▶ GOAL
Output every entry exactly as written.

▶ RECORDS SHOWN
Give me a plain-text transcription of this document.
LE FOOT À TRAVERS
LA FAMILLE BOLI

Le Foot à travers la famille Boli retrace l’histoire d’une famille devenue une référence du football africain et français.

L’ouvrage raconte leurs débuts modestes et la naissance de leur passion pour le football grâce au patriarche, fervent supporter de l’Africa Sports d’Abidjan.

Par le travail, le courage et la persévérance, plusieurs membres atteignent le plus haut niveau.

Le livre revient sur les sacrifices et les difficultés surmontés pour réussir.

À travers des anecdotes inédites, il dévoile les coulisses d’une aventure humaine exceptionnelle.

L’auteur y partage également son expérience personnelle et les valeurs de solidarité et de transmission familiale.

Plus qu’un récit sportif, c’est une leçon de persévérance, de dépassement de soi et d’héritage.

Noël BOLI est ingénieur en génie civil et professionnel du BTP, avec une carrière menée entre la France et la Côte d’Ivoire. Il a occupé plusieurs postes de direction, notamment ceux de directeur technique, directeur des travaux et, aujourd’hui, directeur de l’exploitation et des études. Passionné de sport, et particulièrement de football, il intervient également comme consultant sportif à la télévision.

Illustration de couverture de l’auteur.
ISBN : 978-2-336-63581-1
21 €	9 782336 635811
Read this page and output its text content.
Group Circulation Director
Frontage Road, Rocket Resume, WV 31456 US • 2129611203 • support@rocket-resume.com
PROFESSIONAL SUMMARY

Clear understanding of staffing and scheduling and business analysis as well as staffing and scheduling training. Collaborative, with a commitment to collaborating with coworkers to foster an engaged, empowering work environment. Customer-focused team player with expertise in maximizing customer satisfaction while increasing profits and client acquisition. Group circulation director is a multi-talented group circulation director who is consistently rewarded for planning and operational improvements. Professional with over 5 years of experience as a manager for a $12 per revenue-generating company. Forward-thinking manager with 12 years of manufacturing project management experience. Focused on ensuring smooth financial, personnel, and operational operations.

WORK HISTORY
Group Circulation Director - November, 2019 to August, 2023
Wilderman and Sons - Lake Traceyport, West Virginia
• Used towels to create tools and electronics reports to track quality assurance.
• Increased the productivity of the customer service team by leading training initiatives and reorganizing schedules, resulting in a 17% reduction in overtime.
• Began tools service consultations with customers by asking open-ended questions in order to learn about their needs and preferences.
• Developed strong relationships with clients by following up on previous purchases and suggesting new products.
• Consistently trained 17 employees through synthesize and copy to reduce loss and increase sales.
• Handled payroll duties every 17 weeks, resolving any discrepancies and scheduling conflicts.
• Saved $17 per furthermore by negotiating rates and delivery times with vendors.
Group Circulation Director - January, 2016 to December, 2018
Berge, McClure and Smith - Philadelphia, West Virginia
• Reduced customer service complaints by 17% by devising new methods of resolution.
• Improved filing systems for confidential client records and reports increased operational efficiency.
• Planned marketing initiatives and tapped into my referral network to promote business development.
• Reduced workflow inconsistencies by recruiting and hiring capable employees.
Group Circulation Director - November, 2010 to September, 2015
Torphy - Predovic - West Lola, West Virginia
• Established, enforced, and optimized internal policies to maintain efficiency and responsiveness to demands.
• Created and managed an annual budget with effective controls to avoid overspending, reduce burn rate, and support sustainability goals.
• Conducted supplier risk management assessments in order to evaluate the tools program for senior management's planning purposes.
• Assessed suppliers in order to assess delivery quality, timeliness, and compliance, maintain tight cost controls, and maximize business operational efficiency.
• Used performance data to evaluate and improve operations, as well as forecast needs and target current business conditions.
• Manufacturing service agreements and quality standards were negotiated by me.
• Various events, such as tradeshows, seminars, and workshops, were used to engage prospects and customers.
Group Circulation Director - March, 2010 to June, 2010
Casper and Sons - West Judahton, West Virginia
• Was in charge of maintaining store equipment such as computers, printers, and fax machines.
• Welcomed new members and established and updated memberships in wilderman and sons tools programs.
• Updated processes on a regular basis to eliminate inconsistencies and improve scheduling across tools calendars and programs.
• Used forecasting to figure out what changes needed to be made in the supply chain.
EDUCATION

▶ SOLVED PROBLEM
Give me a plain-text transcription of this document.
LE FOOT À TRAVERS
LA FAMILLE BOLI

Le Foot à travers la famille Boli retrace l’histoire d’une famille devenue une référence du football africain et français.

L’ouvrage raconte leurs débuts modestes et la naissance de leur passion pour le football grâce au patriarche, fervent supporter de l’Africa Sports d’Abidjan.

Par le travail, le courage et la persévérance, plusieurs membres atteignent le plus haut niveau.

Le livre revient sur les sacrifices et les difficultés surmontés pour réussir.

À travers des anecdotes inédites, il dévoile les coulisses d’une aventure humaine exceptionnelle.

L’auteur y partage également son expérience personnelle et les valeurs de solidarité et de transmission familiale.

Plus qu’un récit sportif, c’est une leçon de persévérance, de dépassement de soi et d’héritage.

Noël BOLI est ingénieur en génie civil et professionnel du BTP, avec une carrière menée entre la France et la Côte d’Ivoire. Il a occupé plusieurs postes de direction, notamment ceux de directeur technique, directeur des travaux et, aujourd’hui, directeur de l’exploitation et des études. Passionné de sport, et particulièrement de football, il intervient également comme consultant sportif à la télévision.

Illustration de couverture de l’auteur.
ISBN : 978-2-336-63581-1
21 €	9 782336 635811
Read this page and output its text content.
Group Circulation Director
Frontage Road, Rocket Resume, WV 31456 US • 2129611203 • support@rocket-resume.com
PROFESSIONAL SUMMARY

Clear understanding of staffing and scheduling and business analysis as well as staffing and scheduling training. Collaborative, with a commitment to collaborating with coworkers to foster an engaged, empowering work environment. Customer-focused team player with expertise in maximizing customer satisfaction while increasing profits and client acquisition. Group circulation director is a multi-talented group circulation director who is consistently rewarded for planning and operational improvements. Professional with over 5 years of experience as a manager for a $12 per revenue-generating company. Forward-thinking manager with 12 years of manufacturing project management experience. Focused on ensuring smooth financial, personnel, and operational operations.

WORK HISTORY
Group Circulation Director - November, 2019 to August, 2023
Wilderman and Sons - Lake Traceyport, West Virginia
• Used towels to create tools and electronics reports to track quality assurance.
• Increased the productivity of the customer service team by leading training initiatives and reorganizing schedules, resulting in a 17% reduction in overtime.
• Began tools service consultations with customers by asking open-ended questions in order to learn about their needs and preferences.
• Developed strong relationships with clients by following up on previous purchases and suggesting new products.
• Consistently trained 17 employees through synthesize and copy to reduce loss and increase sales.
• Handled payroll duties every 17 weeks, resolving any discrepancies and scheduling conflicts.
• Saved $17 per furthermore by negotiating rates and delivery times with vendors.
Group Circulation Director - January, 2016 to December, 2018
Berge, McClure and Smith - Philadelphia, West Virginia
• Reduced customer service complaints by 17% by devising new methods of resolution.
• Improved filing systems for confidential client records and reports increased operational efficiency.
• Planned marketing initiatives and tapped into my referral network to promote business development.
• Reduced workflow inconsistencies by recruiting and hiring capable employees.
Group Circulation Director - November, 2010 to September, 2015
Torphy - Predovic - West Lola, West Virginia
• Established, enforced, and optimized internal policies to maintain efficiency and responsiveness to demands.
• Created and managed an annual budget with effective controls to avoid overspending, reduce burn rate, and support sustainability goals.
• Conducted supplier risk management assessments in order to evaluate the tools program for senior management's planning purposes.
• Assessed suppliers in order to assess delivery quality, timeliness, and compliance, maintain tight cost controls, and maximize business operational efficiency.
• Used performance data to evaluate and improve operations, as well as forecast needs and target current business conditions.
• Manufacturing service agreements and quality standards were negotiated by me.
• Various events, such as tradeshows, seminars, and workshops, were used to engage prospects and customers.
Group Circulation Director - March, 2010 to June, 2010
Casper and Sons - West Judahton, West Virginia
• Was in charge of maintaining store equipment such as computers, printers, and fax machines.
• Welcomed new members and established and updated memberships in wilderman and sons tools programs.
• Updated processes on a regular basis to eliminate inconsistencies and improve scheduling across tools calendars and programs.
• Used forecasting to figure out what changes needed to be made in the supply chain.
EDUCATION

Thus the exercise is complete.